[Collected data entries]
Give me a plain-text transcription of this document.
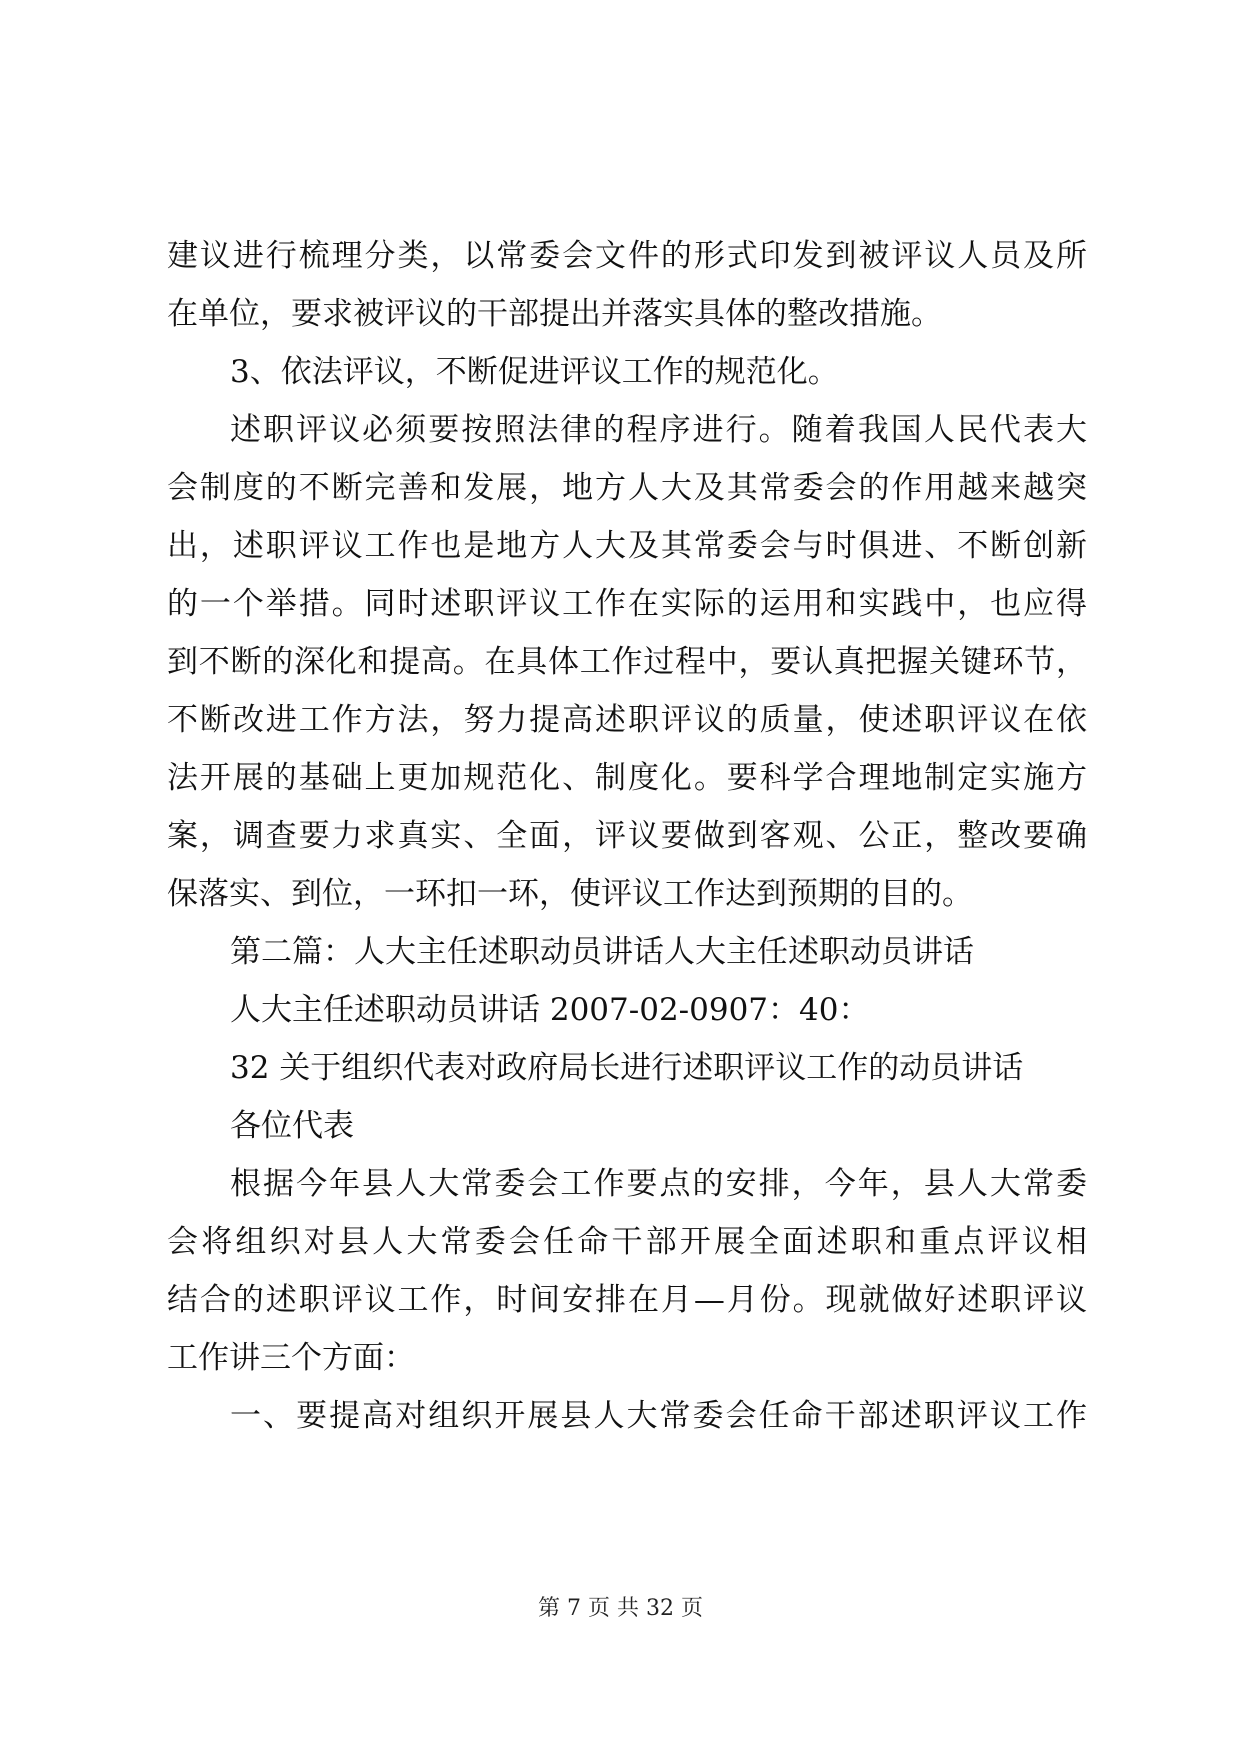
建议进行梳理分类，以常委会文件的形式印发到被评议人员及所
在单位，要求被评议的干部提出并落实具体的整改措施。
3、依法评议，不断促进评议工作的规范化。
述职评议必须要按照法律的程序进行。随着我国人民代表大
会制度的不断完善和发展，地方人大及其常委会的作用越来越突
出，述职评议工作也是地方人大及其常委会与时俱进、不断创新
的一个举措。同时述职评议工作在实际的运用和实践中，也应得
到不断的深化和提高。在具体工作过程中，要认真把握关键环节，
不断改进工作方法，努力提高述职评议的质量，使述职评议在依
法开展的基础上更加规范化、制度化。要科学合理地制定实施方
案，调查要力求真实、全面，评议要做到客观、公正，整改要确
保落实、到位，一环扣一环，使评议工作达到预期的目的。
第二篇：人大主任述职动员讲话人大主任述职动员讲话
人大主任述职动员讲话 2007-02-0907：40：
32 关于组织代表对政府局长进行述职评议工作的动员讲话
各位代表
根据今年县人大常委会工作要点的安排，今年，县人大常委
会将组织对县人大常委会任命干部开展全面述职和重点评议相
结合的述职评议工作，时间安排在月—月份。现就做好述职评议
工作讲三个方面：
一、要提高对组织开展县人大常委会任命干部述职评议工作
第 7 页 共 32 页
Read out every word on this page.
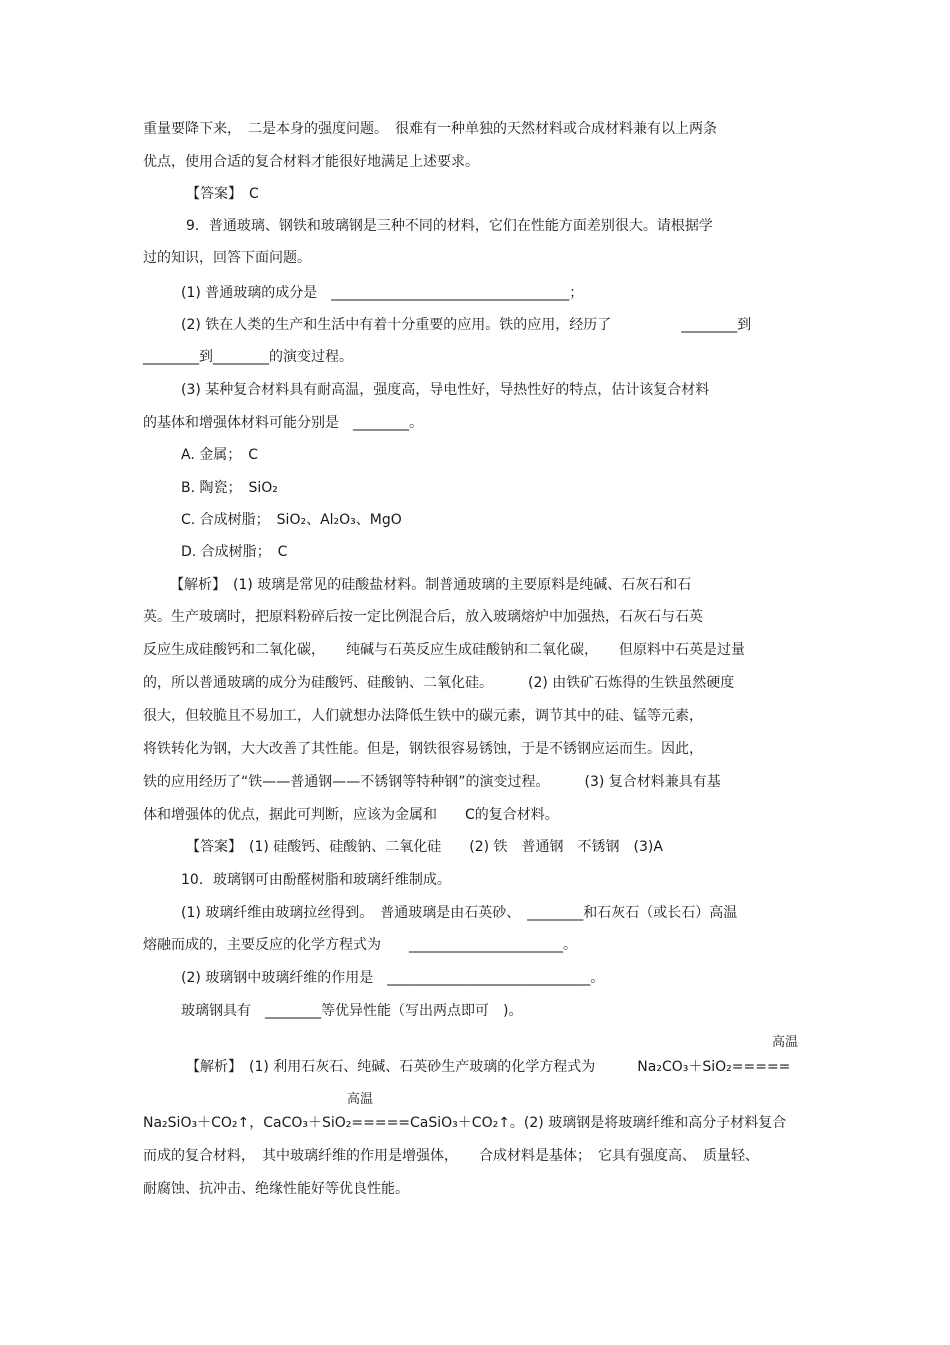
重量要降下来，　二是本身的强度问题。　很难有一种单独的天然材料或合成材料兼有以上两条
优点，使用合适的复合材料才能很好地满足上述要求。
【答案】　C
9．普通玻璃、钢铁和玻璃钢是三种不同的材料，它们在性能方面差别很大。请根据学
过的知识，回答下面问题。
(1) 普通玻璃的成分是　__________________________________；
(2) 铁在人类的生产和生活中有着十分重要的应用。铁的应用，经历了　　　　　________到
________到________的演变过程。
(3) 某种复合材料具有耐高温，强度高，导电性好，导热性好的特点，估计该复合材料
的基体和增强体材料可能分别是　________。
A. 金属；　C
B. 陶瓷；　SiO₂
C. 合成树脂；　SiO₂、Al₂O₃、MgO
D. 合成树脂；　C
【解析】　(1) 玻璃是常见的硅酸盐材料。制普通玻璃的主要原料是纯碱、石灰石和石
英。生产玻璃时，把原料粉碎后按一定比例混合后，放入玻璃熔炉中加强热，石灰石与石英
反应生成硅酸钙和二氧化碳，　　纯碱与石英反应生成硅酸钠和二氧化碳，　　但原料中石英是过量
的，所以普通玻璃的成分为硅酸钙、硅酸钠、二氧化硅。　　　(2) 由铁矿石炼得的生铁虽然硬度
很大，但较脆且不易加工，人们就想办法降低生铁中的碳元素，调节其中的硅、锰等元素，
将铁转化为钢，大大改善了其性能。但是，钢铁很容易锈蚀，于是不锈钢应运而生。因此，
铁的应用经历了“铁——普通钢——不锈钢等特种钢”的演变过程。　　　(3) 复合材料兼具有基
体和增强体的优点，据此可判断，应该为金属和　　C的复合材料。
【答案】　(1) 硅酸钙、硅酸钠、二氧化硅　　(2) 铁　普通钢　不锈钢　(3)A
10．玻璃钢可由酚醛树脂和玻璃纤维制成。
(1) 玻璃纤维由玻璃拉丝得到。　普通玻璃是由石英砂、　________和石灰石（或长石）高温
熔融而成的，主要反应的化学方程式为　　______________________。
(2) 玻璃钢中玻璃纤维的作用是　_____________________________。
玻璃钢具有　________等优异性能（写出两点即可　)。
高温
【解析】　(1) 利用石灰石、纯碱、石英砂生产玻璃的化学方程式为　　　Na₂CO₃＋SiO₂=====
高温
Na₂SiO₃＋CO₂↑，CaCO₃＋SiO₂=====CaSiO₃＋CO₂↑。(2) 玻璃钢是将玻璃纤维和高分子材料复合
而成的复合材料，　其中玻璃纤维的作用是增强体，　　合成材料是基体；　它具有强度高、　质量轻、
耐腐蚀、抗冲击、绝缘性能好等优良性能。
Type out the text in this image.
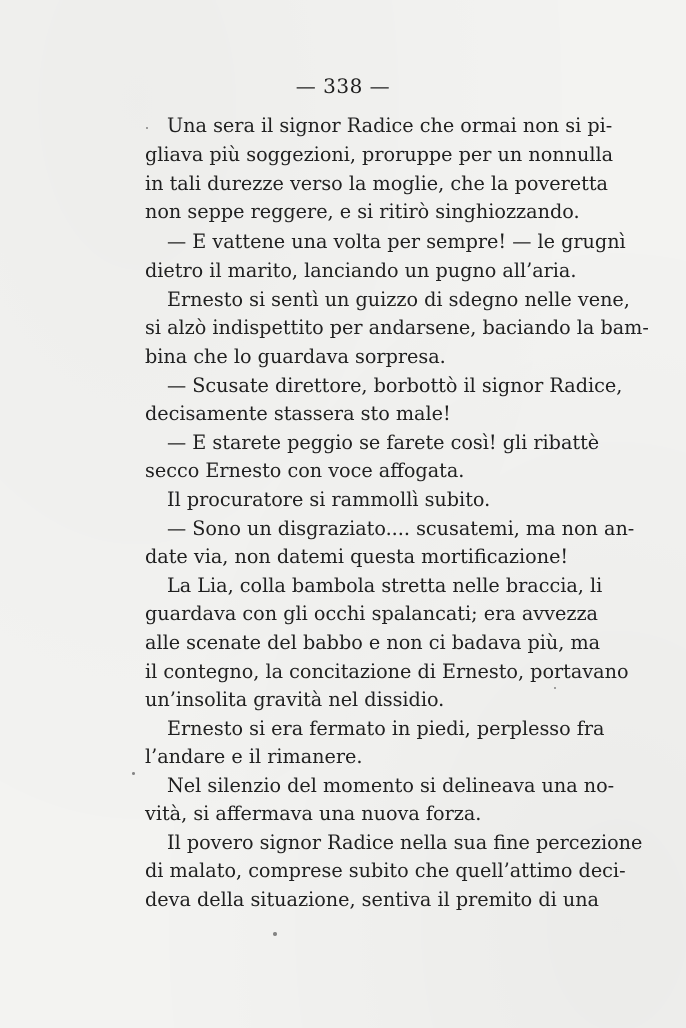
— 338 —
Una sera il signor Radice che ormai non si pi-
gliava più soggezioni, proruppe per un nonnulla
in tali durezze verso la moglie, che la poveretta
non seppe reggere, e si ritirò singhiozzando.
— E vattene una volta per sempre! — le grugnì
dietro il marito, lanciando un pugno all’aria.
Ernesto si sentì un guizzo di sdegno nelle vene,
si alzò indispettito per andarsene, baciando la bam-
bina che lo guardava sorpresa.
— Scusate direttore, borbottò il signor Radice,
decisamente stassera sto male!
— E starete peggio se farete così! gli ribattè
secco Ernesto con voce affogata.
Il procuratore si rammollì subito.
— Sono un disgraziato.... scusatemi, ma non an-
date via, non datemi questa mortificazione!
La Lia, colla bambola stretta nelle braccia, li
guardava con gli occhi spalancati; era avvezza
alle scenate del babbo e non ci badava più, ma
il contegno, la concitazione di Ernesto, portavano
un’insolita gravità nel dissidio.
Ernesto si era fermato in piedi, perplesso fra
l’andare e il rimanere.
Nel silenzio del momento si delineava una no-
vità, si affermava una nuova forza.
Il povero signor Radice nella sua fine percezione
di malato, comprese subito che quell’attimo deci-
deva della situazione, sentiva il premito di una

Task directions: Print the whole listing above once more, word for word, without its pictures.

Result:
Give me a plain-text transcription of this document.
建议进行梳理分类，以常委会文件的形式印发到被评议人员及所
在单位，要求被评议的干部提出并落实具体的整改措施。
3、依法评议，不断促进评议工作的规范化。
述职评议必须要按照法律的程序进行。随着我国人民代表大
会制度的不断完善和发展，地方人大及其常委会的作用越来越突
出，述职评议工作也是地方人大及其常委会与时俱进、不断创新
的一个举措。同时述职评议工作在实际的运用和实践中，也应得
到不断的深化和提高。在具体工作过程中，要认真把握关键环节，
不断改进工作方法，努力提高述职评议的质量，使述职评议在依
法开展的基础上更加规范化、制度化。要科学合理地制定实施方
案，调查要力求真实、全面，评议要做到客观、公正，整改要确
保落实、到位，一环扣一环，使评议工作达到预期的目的。
第二篇：人大主任述职动员讲话人大主任述职动员讲话
人大主任述职动员讲话 2007-02-0907：40：
32 关于组织代表对政府局长进行述职评议工作的动员讲话
各位代表
根据今年县人大常委会工作要点的安排，今年，县人大常委
会将组织对县人大常委会任命干部开展全面述职和重点评议相
结合的述职评议工作，时间安排在月—月份。现就做好述职评议
工作讲三个方面：
一、要提高对组织开展县人大常委会任命干部述职评议工作
第 7 页 共 32 页
Read out every word on this page.
重量要降下来，　二是本身的强度问题。　很难有一种单独的天然材料或合成材料兼有以上两条
优点，使用合适的复合材料才能很好地满足上述要求。
【答案】　C
9．普通玻璃、钢铁和玻璃钢是三种不同的材料，它们在性能方面差别很大。请根据学
过的知识，回答下面问题。
(1) 普通玻璃的成分是　__________________________________；
(2) 铁在人类的生产和生活中有着十分重要的应用。铁的应用，经历了　　　　　________到
________到________的演变过程。
(3) 某种复合材料具有耐高温，强度高，导电性好，导热性好的特点，估计该复合材料
的基体和增强体材料可能分别是　________。
A. 金属；　C
B. 陶瓷；　SiO₂
C. 合成树脂；　SiO₂、Al₂O₃、MgO
D. 合成树脂；　C
【解析】　(1) 玻璃是常见的硅酸盐材料。制普通玻璃的主要原料是纯碱、石灰石和石
英。生产玻璃时，把原料粉碎后按一定比例混合后，放入玻璃熔炉中加强热，石灰石与石英
反应生成硅酸钙和二氧化碳，　　纯碱与石英反应生成硅酸钠和二氧化碳，　　但原料中石英是过量
的，所以普通玻璃的成分为硅酸钙、硅酸钠、二氧化硅。　　　(2) 由铁矿石炼得的生铁虽然硬度
很大，但较脆且不易加工，人们就想办法降低生铁中的碳元素，调节其中的硅、锰等元素，
将铁转化为钢，大大改善了其性能。但是，钢铁很容易锈蚀，于是不锈钢应运而生。因此，
铁的应用经历了“铁——普通钢——不锈钢等特种钢”的演变过程。　　　(3) 复合材料兼具有基
体和增强体的优点，据此可判断，应该为金属和　　C的复合材料。
【答案】　(1) 硅酸钙、硅酸钠、二氧化硅　　(2) 铁　普通钢　不锈钢　(3)A
10．玻璃钢可由酚醛树脂和玻璃纤维制成。
(1) 玻璃纤维由玻璃拉丝得到。　普通玻璃是由石英砂、　________和石灰石（或长石）高温
熔融而成的，主要反应的化学方程式为　　______________________。
(2) 玻璃钢中玻璃纤维的作用是　_____________________________。
玻璃钢具有　________等优异性能（写出两点即可　)。
高温
【解析】　(1) 利用石灰石、纯碱、石英砂生产玻璃的化学方程式为　　　Na₂CO₃＋SiO₂=====
高温
Na₂SiO₃＋CO₂↑，CaCO₃＋SiO₂=====CaSiO₃＋CO₂↑。(2) 玻璃钢是将玻璃纤维和高分子材料复合
而成的复合材料，　其中玻璃纤维的作用是增强体，　　合成材料是基体；　它具有强度高、　质量轻、
耐腐蚀、抗冲击、绝缘性能好等优良性能。
Type out the text in this image.
— 338 —
Una sera il signor Radice che ormai non si pi-
gliava più soggezioni, proruppe per un nonnulla
in tali durezze verso la moglie, che la poveretta
non seppe reggere, e si ritirò singhiozzando.
— E vattene una volta per sempre! — le grugnì
dietro il marito, lanciando un pugno all’aria.
Ernesto si sentì un guizzo di sdegno nelle vene,
si alzò indispettito per andarsene, baciando la bam-
bina che lo guardava sorpresa.
— Scusate direttore, borbottò il signor Radice,
decisamente stassera sto male!
— E starete peggio se farete così! gli ribattè
secco Ernesto con voce affogata.
Il procuratore si rammollì subito.
— Sono un disgraziato.... scusatemi, ma non an-
date via, non datemi questa mortificazione!
La Lia, colla bambola stretta nelle braccia, li
guardava con gli occhi spalancati; era avvezza
alle scenate del babbo e non ci badava più, ma
il contegno, la concitazione di Ernesto, portavano
un’insolita gravità nel dissidio.
Ernesto si era fermato in piedi, perplesso fra
l’andare e il rimanere.
Nel silenzio del momento si delineava una no-
vità, si affermava una nuova forza.
Il povero signor Radice nella sua fine percezione
di malato, comprese subito che quell’attimo deci-
deva della situazione, sentiva il premito di una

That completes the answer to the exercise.